**Work required**.
Look through the listing below and report how many lines contain "fees", as a bare number.

**Record list**.
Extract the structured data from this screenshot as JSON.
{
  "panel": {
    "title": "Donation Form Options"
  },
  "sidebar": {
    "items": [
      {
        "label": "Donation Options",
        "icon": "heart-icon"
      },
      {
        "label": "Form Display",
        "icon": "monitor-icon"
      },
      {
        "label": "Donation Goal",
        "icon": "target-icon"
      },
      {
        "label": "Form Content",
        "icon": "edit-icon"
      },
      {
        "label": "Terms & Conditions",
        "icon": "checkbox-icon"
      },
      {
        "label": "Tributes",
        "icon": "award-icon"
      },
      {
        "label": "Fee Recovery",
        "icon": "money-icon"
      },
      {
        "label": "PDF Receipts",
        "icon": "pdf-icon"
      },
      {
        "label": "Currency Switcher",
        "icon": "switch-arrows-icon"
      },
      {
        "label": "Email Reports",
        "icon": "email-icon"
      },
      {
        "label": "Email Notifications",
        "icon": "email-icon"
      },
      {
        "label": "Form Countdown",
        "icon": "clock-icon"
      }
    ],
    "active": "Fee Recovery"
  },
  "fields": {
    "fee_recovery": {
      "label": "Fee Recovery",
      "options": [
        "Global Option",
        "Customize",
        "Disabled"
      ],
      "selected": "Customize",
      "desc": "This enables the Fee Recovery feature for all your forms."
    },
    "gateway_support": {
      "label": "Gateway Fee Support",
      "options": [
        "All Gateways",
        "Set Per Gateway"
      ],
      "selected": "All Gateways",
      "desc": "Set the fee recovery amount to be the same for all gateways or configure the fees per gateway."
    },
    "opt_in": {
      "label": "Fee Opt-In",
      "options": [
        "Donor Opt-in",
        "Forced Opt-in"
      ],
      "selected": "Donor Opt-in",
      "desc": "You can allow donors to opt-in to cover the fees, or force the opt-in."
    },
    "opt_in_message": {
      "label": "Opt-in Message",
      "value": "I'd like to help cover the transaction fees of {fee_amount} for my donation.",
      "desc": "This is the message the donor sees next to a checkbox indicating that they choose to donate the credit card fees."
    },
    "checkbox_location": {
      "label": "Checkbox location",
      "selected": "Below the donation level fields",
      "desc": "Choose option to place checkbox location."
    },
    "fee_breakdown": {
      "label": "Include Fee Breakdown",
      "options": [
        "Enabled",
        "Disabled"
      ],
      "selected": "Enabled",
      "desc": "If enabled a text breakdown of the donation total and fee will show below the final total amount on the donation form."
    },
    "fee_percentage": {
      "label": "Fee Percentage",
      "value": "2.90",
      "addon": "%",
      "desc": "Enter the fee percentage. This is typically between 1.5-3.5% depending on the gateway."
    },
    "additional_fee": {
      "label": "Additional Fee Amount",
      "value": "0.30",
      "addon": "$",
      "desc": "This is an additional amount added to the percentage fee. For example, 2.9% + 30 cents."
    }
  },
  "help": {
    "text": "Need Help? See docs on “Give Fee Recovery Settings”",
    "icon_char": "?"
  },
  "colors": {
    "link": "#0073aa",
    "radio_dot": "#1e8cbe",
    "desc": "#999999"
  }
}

**Written solution**.
4